• Problem details
Each record below should be repeated precisely as written.

Stored data entries:
· · · · · · ·

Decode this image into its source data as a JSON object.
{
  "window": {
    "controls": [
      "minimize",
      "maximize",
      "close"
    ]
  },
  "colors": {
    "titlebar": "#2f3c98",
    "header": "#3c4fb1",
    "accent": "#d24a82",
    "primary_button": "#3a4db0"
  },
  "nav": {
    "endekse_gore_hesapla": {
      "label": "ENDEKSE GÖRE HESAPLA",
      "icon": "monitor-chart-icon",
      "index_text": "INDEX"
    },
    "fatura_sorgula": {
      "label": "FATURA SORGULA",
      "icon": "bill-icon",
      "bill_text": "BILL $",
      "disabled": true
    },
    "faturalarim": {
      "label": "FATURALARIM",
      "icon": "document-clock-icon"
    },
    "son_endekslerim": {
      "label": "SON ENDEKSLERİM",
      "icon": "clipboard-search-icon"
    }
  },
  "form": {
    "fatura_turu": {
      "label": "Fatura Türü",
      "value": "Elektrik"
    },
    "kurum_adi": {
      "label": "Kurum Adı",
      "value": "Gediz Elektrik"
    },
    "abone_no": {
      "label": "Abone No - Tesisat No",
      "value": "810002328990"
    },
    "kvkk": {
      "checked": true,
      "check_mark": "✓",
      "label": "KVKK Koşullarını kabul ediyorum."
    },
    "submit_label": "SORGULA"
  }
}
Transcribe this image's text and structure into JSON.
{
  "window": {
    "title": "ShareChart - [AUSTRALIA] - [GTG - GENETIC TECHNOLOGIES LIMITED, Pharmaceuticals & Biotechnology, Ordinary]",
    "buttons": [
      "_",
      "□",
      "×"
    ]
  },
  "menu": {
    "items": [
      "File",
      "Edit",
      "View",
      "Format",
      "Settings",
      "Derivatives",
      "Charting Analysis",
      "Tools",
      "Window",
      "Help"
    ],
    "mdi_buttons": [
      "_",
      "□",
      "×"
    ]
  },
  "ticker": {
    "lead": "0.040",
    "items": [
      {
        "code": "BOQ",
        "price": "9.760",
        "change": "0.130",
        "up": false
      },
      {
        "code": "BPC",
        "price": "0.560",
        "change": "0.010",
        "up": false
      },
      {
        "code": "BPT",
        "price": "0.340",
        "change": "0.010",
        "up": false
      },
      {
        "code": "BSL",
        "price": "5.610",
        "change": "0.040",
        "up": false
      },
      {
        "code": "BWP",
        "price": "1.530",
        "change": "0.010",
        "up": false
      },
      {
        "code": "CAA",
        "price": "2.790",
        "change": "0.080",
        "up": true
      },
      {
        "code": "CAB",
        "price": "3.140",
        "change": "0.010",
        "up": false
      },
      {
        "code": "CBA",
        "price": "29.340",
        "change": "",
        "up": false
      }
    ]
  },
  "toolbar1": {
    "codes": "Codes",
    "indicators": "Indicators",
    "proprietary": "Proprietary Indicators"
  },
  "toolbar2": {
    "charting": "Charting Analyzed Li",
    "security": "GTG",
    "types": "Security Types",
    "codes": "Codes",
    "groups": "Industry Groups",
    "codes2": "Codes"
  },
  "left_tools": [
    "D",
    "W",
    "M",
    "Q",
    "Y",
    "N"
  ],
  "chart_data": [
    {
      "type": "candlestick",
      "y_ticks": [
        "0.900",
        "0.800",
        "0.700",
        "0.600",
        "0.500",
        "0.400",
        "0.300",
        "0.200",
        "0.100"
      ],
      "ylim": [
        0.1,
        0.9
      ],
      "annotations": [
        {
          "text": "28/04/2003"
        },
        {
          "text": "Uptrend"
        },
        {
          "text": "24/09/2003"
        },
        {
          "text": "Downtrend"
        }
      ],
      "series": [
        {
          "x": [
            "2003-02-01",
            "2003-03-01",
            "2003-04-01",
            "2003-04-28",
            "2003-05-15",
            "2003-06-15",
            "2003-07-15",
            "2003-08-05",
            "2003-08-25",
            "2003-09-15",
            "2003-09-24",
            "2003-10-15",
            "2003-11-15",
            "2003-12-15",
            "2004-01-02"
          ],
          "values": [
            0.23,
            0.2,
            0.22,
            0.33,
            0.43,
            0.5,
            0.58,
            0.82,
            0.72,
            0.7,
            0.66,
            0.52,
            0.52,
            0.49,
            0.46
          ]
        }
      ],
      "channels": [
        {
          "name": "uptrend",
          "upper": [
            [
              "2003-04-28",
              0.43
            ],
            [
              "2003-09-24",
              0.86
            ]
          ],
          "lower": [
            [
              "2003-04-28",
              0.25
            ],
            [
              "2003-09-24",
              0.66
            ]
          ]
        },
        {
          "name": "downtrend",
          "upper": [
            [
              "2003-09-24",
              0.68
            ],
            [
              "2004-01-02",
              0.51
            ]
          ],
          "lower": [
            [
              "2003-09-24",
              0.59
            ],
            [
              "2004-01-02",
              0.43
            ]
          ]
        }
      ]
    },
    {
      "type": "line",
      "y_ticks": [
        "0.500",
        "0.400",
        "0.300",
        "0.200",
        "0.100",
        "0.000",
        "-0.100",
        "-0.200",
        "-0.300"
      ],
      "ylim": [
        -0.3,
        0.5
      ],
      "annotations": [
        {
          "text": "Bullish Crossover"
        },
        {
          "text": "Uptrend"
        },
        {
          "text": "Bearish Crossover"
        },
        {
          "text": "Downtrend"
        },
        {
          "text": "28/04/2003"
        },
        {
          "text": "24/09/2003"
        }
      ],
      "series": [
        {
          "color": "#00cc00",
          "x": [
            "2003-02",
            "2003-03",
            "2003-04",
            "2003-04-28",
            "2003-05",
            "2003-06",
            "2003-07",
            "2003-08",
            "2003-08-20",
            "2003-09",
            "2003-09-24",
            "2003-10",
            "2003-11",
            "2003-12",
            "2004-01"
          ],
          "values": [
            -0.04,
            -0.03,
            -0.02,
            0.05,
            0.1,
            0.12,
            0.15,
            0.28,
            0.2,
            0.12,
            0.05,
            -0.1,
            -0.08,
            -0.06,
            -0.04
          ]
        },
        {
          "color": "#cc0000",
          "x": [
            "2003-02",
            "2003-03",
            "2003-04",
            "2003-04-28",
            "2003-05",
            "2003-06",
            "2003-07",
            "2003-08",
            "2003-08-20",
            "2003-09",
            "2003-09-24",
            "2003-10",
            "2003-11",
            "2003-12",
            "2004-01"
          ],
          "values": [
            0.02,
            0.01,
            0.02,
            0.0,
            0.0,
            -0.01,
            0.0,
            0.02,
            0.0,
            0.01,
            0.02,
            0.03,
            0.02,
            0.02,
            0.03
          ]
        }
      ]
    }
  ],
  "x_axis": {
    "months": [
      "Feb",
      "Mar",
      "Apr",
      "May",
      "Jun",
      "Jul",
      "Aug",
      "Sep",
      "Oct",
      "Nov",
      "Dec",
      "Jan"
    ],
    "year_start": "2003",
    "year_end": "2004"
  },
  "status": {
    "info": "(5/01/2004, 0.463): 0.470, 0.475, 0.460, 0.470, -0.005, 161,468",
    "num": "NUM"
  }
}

· · · · · · ·

• Result
Decode this image into its source data as a JSON object.
{
  "window": {
    "controls": [
      "minimize",
      "maximize",
      "close"
    ]
  },
  "colors": {
    "titlebar": "#2f3c98",
    "header": "#3c4fb1",
    "accent": "#d24a82",
    "primary_button": "#3a4db0"
  },
  "nav": {
    "endekse_gore_hesapla": {
      "label": "ENDEKSE GÖRE HESAPLA",
      "icon": "monitor-chart-icon",
      "index_text": "INDEX"
    },
    "fatura_sorgula": {
      "label": "FATURA SORGULA",
      "icon": "bill-icon",
      "bill_text": "BILL $",
      "disabled": true
    },
    "faturalarim": {
      "label": "FATURALARIM",
      "icon": "document-clock-icon"
    },
    "son_endekslerim": {
      "label": "SON ENDEKSLERİM",
      "icon": "clipboard-search-icon"
    }
  },
  "form": {
    "fatura_turu": {
      "label": "Fatura Türü",
      "value": "Elektrik"
    },
    "kurum_adi": {
      "label": "Kurum Adı",
      "value": "Gediz Elektrik"
    },
    "abone_no": {
      "label": "Abone No - Tesisat No",
      "value": "810002328990"
    },
    "kvkk": {
      "checked": true,
      "check_mark": "✓",
      "label": "KVKK Koşullarını kabul ediyorum."
    },
    "submit_label": "SORGULA"
  }
}
Transcribe this image's text and structure into JSON.
{
  "window": {
    "title": "ShareChart - [AUSTRALIA] - [GTG - GENETIC TECHNOLOGIES LIMITED, Pharmaceuticals & Biotechnology, Ordinary]",
    "buttons": [
      "_",
      "□",
      "×"
    ]
  },
  "menu": {
    "items": [
      "File",
      "Edit",
      "View",
      "Format",
      "Settings",
      "Derivatives",
      "Charting Analysis",
      "Tools",
      "Window",
      "Help"
    ],
    "mdi_buttons": [
      "_",
      "□",
      "×"
    ]
  },
  "ticker": {
    "lead": "0.040",
    "items": [
      {
        "code": "BOQ",
        "price": "9.760",
        "change": "0.130",
        "up": false
      },
      {
        "code": "BPC",
        "price": "0.560",
        "change": "0.010",
        "up": false
      },
      {
        "code": "BPT",
        "price": "0.340",
        "change": "0.010",
        "up": false
      },
      {
        "code": "BSL",
        "price": "5.610",
        "change": "0.040",
        "up": false
      },
      {
        "code": "BWP",
        "price": "1.530",
        "change": "0.010",
        "up": false
      },
      {
        "code": "CAA",
        "price": "2.790",
        "change": "0.080",
        "up": true
      },
      {
        "code": "CAB",
        "price": "3.140",
        "change": "0.010",
        "up": false
      },
      {
        "code": "CBA",
        "price": "29.340",
        "change": "",
        "up": false
      }
    ]
  },
  "toolbar1": {
    "codes": "Codes",
    "indicators": "Indicators",
    "proprietary": "Proprietary Indicators"
  },
  "toolbar2": {
    "charting": "Charting Analyzed Li",
    "security": "GTG",
    "types": "Security Types",
    "codes": "Codes",
    "groups": "Industry Groups",
    "codes2": "Codes"
  },
  "left_tools": [
    "D",
    "W",
    "M",
    "Q",
    "Y",
    "N"
  ],
  "chart_data": [
    {
      "type": "candlestick",
      "y_ticks": [
        "0.900",
        "0.800",
        "0.700",
        "0.600",
        "0.500",
        "0.400",
        "0.300",
        "0.200",
        "0.100"
      ],
      "ylim": [
        0.1,
        0.9
      ],
      "annotations": [
        {
          "text": "28/04/2003"
        },
        {
          "text": "Uptrend"
        },
        {
          "text": "24/09/2003"
        },
        {
          "text": "Downtrend"
        }
      ],
      "series": [
        {
          "x": [
            "2003-02-01",
            "2003-03-01",
            "2003-04-01",
            "2003-04-28",
            "2003-05-15",
            "2003-06-15",
            "2003-07-15",
            "2003-08-05",
            "2003-08-25",
            "2003-09-15",
            "2003-09-24",
            "2003-10-15",
            "2003-11-15",
            "2003-12-15",
            "2004-01-02"
          ],
          "values": [
            0.23,
            0.2,
            0.22,
            0.33,
            0.43,
            0.5,
            0.58,
            0.82,
            0.72,
            0.7,
            0.66,
            0.52,
            0.52,
            0.49,
            0.46
          ]
        }
      ],
      "channels": [
        {
          "name": "uptrend",
          "upper": [
            [
              "2003-04-28",
              0.43
            ],
            [
              "2003-09-24",
              0.86
            ]
          ],
          "lower": [
            [
              "2003-04-28",
              0.25
            ],
            [
              "2003-09-24",
              0.66
            ]
          ]
        },
        {
          "name": "downtrend",
          "upper": [
            [
              "2003-09-24",
              0.68
            ],
            [
              "2004-01-02",
              0.51
            ]
          ],
          "lower": [
            [
              "2003-09-24",
              0.59
            ],
            [
              "2004-01-02",
              0.43
            ]
          ]
        }
      ]
    },
    {
      "type": "line",
      "y_ticks": [
        "0.500",
        "0.400",
        "0.300",
        "0.200",
        "0.100",
        "0.000",
        "-0.100",
        "-0.200",
        "-0.300"
      ],
      "ylim": [
        -0.3,
        0.5
      ],
      "annotations": [
        {
          "text": "Bullish Crossover"
        },
        {
          "text": "Uptrend"
        },
        {
          "text": "Bearish Crossover"
        },
        {
          "text": "Downtrend"
        },
        {
          "text": "28/04/2003"
        },
        {
          "text": "24/09/2003"
        }
      ],
      "series": [
        {
          "color": "#00cc00",
          "x": [
            "2003-02",
            "2003-03",
            "2003-04",
            "2003-04-28",
            "2003-05",
            "2003-06",
            "2003-07",
            "2003-08",
            "2003-08-20",
            "2003-09",
            "2003-09-24",
            "2003-10",
            "2003-11",
            "2003-12",
            "2004-01"
          ],
          "values": [
            -0.04,
            -0.03,
            -0.02,
            0.05,
            0.1,
            0.12,
            0.15,
            0.28,
            0.2,
            0.12,
            0.05,
            -0.1,
            -0.08,
            -0.06,
            -0.04
          ]
        },
        {
          "color": "#cc0000",
          "x": [
            "2003-02",
            "2003-03",
            "2003-04",
            "2003-04-28",
            "2003-05",
            "2003-06",
            "2003-07",
            "2003-08",
            "2003-08-20",
            "2003-09",
            "2003-09-24",
            "2003-10",
            "2003-11",
            "2003-12",
            "2004-01"
          ],
          "values": [
            0.02,
            0.01,
            0.02,
            0.0,
            0.0,
            -0.01,
            0.0,
            0.02,
            0.0,
            0.01,
            0.02,
            0.03,
            0.02,
            0.02,
            0.03
          ]
        }
      ]
    }
  ],
  "x_axis": {
    "months": [
      "Feb",
      "Mar",
      "Apr",
      "May",
      "Jun",
      "Jul",
      "Aug",
      "Sep",
      "Oct",
      "Nov",
      "Dec",
      "Jan"
    ],
    "year_start": "2003",
    "year_end": "2004"
  },
  "status": {
    "info": "(5/01/2004, 0.463): 0.470, 0.475, 0.460, 0.470, -0.005, 161,468",
    "num": "NUM"
  }
}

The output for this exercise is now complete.